# Problema planteado A
Responde a partir del extracto:
(i) ¿Qué le dijo la voz al sembrador al amanecer?
(ii) ¿Qué ocurre, según las palabras de Jesús, si el grano de trigo no cae en tierra y muere?
(iii) ¿Qué deja un obispo en lugar de grandes monumentos o logros visibles?
□ □ □ □
El sembrador sorprendido (Jn 12, 23-28)

Dicen que había un sembrador joven de corazón, que recorría los campos con una bolsa llena de semillas. Cada mañana salía temprano, con ilusión, y las iba lanzando en la tierra que encontraba: unas caían en la cuneta, otras entre piedras, pero muchas encontraban buena tierra. Y el sembrador sonreía al ver cómo la vida brotaba.

Un día, al amanecer, escuchó una voz que le dijo:

- Ha llegado la hora, deja tu saco y ven conmigo.

El sembrador miró sus campos. Todavía quedaban surcos por sembrar, todavía tenía proyectos en su corazón, todavía quería ver más frutos. Y con un nudo en la garganta respondió:

- Pero, Señor, aún no he terminado mi tarea.

La voz insistió, suave pero firme:

- No temas. Lo que sembraste es suficiente. Otros recogerán la cosecha. Tú ven, sígueme.

Y el sembrador, con lágrimas en los ojos y esperanza en el alma, dejó su bolsa. Dio un último vistazo a los campos y descubrió algo que nunca había visto: allí donde había lanzado sus semillas, empezaban a crecer flores y espigas que se multiplicaban más allá de su alcance.

Entonces comprendió que su misión no era verlo todo terminado, sino confiar en que la vida que había entregado daría fruto en las manos de Dios y en los corazones de su gente.

Y se marchó con el Señor, ligero de equipaje, sabiendo que sus campos seguirían floreciendo.

Nosotros somos esos campos. Y contemplamos que la verdadera vida brota, no en lo que vemos, sino en la capacidad de dejarnos transformar por Dios. Hoy con esperanza presentamos la Esperanza del sembrador, que sabe que estos surcos de su Iglesia seguirán floreciendo gracias a la constancia de los sembradores y a la grandeza de las semillas.

Cercanía, misericordia y esperanza

El Evangelio que acabamos de proclamar nos ha presentado la parábola del grano de trigo. Jesús, hablando de su propia muerte, nos dice: “Si el grano de trigo no cae en tierra y muere, queda solo; pero si muere, da mucho fruto”.

Esta es una Palabra que ilumina la vida y la muerte de todo discípulo, y de un modo particular la de un obispo. Como apóstol, está llamado a gastarse por completo, a dejarse consumir poco a poco por su pueblo. Como el grano de trigo, se pierde a sí mismo para dar vida a los demás.

Eso ha sido nuestro hermano José Antonio. Su vida ministerial –con sus fragilidades y sus grandes virtudes– ha sido un camino de entrega, de siembra silenciosa, de sacrificio escondido. Un sí continuo al “sígueme” que le dio al Señor, como su lema decía y como hemos aprendido conviviendo con él.

Un obispo, un apóstol, no suele dejar grandes monumentos ni logros visibles. Lo que deja son semillas: la Palabra predicada, los sacramentos celebrados, las lágrimas compartidas, la fe transmitida. La gloria no es la de la admiración del mundo, sino la de la cruz asumida. La gloria auténtica brota desde el sacrificio, desde el amor que no se guarda, desde la fidelidad pequeña y cotidiana, como vimos en su vida.
□ □ □ □
# Problema planteado B
Reescribe como tabla Markdown las líneas de los registros, comenzando por la primera de los registros y terminando en la que contiene "bar-cube-credit-0-0 <box>108 432", ambas incluidas. Usa las columnas n (número de fila) y Línea, y omite las líneas en blanco.
□ □ □ □
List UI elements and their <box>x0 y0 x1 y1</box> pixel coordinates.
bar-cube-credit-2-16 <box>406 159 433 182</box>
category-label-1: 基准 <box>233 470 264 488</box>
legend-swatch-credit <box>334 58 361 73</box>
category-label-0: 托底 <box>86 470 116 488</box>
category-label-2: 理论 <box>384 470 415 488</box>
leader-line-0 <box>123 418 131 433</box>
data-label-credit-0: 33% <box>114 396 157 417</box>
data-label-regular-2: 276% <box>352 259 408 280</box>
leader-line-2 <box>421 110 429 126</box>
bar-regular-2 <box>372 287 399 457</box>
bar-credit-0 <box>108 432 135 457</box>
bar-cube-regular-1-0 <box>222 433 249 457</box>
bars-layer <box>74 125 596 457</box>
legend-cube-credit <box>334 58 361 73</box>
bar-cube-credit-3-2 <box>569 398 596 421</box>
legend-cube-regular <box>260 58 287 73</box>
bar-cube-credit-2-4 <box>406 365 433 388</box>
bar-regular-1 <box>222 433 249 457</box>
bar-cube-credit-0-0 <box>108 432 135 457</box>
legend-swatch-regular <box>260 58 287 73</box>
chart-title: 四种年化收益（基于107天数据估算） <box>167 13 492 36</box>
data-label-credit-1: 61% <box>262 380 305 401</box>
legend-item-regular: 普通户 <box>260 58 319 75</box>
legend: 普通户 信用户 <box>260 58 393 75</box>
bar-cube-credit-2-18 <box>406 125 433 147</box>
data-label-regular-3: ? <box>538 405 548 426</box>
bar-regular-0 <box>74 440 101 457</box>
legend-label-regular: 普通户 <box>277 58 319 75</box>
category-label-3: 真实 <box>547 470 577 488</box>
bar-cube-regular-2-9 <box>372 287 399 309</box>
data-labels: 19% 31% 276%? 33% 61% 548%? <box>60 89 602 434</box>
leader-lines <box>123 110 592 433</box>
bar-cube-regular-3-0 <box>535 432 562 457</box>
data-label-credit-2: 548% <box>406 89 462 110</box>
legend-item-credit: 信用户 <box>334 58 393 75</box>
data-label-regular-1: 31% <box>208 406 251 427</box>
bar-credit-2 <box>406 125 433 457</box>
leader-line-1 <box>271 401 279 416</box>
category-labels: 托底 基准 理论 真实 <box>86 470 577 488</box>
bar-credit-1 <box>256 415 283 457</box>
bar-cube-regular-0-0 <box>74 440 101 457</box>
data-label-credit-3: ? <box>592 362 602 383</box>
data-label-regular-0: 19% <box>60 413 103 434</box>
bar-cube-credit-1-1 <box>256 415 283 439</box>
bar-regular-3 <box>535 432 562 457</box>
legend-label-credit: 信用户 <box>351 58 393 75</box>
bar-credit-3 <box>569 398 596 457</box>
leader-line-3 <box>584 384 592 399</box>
□ □ □ □
# Respuesta completa A
(i) "Ha llegado la hora, deja tu saco y ven conmigo."
(ii) Queda solo.
(iii) Semillas: la Palabra predicada, los sacramentos celebrados, las lágrimas compartidas y la fe transmitida.

# Respuesta completa B
| n | Línea |
|---|---|
| 1 | List UI elements and their <box>x0 y0 x1 y1</box> pixel coordinates. |
| 2 | bar-cube-credit-2-16 <box>406 159 433 182</box> |
| 3 | category-label-1: 基准 <box>233 470 264 488</box> |
| 4 | legend-swatch-credit <box>334 58 361 73</box> |
| 5 | category-label-0: 托底 <box>86 470 116 488</box> |
| 6 | category-label-2: 理论 <box>384 470 415 488</box> |
| 7 | leader-line-0 <box>123 418 131 433</box> |
| 8 | data-label-credit-0: 33% <box>114 396 157 417</box> |
| 9 | data-label-regular-2: 276% <box>352 259 408 280</box> |
| 10 | leader-line-2 <box>421 110 429 126</box> |
| 11 | bar-regular-2 <box>372 287 399 457</box> |
| 12 | bar-credit-0 <box>108 432 135 457</box> |
| 13 | bar-cube-regular-1-0 <box>222 433 249 457</box> |
| 14 | bars-layer <box>74 125 596 457</box> |
| 15 | legend-cube-credit <box>334 58 361 73</box> |
| 16 | bar-cube-credit-3-2 <box>569 398 596 421</box> |
| 17 | legend-cube-regular <box>260 58 287 73</box> |
| 18 | bar-cube-credit-2-4 <box>406 365 433 388</box> |
| 19 | bar-regular-1 <box>222 433 249 457</box> |
| 20 | bar-cube-credit-0-0 <box>108 432 135 457</box> |